▶ **INSTRUCTIONS TO FOLLOW**:
Without the pictures, output the records below word for word.

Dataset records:
========
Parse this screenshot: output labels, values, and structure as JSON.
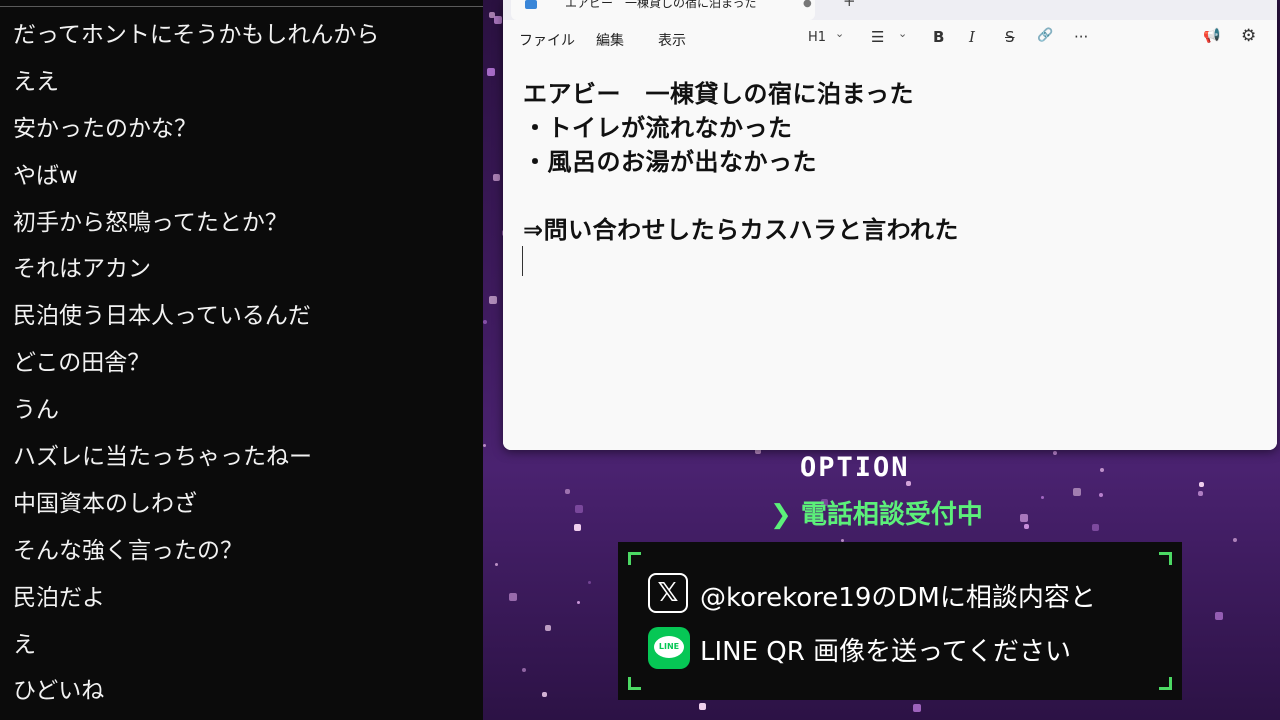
{
  "chat": {
    "messages": [
      "だってホントにそうかもしれんから",
      "ええ",
      "安かったのかな？",
      "やばw",
      "初手から怒鳴ってたとか？",
      "それはアカン",
      "民泊使う日本人っているんだ",
      "どこの田舎？",
      "うん",
      "ハズレに当たっちゃったねー",
      "中国資本のしわざ",
      "そんな強く言ったの？",
      "民泊だよ",
      "え",
      "ひどいね"
    ]
  },
  "notepad": {
    "tab_title": "エアビー　一棟貸しの宿に泊まった",
    "tab_unsaved": "●",
    "new_tab": "+",
    "menu": [
      "ファイル",
      "編集",
      "表示"
    ],
    "toolbar": {
      "heading": "H1",
      "heading_chevron": "⌄",
      "list": "☰",
      "list_chevron": "⌄",
      "bold": "B",
      "italic": "I",
      "strike": "S",
      "link": "🔗",
      "more": "···",
      "copilot": "📢",
      "settings": "⚙"
    },
    "lines": [
      "エアビー　一棟貸しの宿に泊まった",
      "・トイレが流れなかった",
      "・風呂のお湯が出なかった",
      "",
      "⇒問い合わせしたらカスハラと言われた"
    ]
  },
  "overlay": {
    "option_title": "OPTION",
    "phone_consult": "❯ 電話相談受付中",
    "x_icon_glyph": "𝕏",
    "x_line": "@korekore19のDMに相談内容と",
    "line_icon_label": "LINE",
    "line_line": "LINE QR 画像を送ってください"
  },
  "colors": {
    "accent_green": "#5cf07a",
    "line_green": "#06c755",
    "background_purple": "#3d1a5c"
  }
}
========
▶ **SOLUTION FOR THIS PROBLEM**:
Parse this screenshot: output labels, values, and structure as JSON.
{
  "chat": {
    "messages": [
      "だってホントにそうかもしれんから",
      "ええ",
      "安かったのかな？",
      "やばw",
      "初手から怒鳴ってたとか？",
      "それはアカン",
      "民泊使う日本人っているんだ",
      "どこの田舎？",
      "うん",
      "ハズレに当たっちゃったねー",
      "中国資本のしわざ",
      "そんな強く言ったの？",
      "民泊だよ",
      "え",
      "ひどいね"
    ]
  },
  "notepad": {
    "tab_title": "エアビー　一棟貸しの宿に泊まった",
    "tab_unsaved": "●",
    "new_tab": "+",
    "menu": [
      "ファイル",
      "編集",
      "表示"
    ],
    "toolbar": {
      "heading": "H1",
      "heading_chevron": "⌄",
      "list": "☰",
      "list_chevron": "⌄",
      "bold": "B",
      "italic": "I",
      "strike": "S",
      "link": "🔗",
      "more": "···",
      "copilot": "📢",
      "settings": "⚙"
    },
    "lines": [
      "エアビー　一棟貸しの宿に泊まった",
      "・トイレが流れなかった",
      "・風呂のお湯が出なかった",
      "",
      "⇒問い合わせしたらカスハラと言われた"
    ]
  },
  "overlay": {
    "option_title": "OPTION",
    "phone_consult": "❯ 電話相談受付中",
    "x_icon_glyph": "𝕏",
    "x_line": "@korekore19のDMに相談内容と",
    "line_icon_label": "LINE",
    "line_line": "LINE QR 画像を送ってください"
  },
  "colors": {
    "accent_green": "#5cf07a",
    "line_green": "#06c755",
    "background_purple": "#3d1a5c"
  }
}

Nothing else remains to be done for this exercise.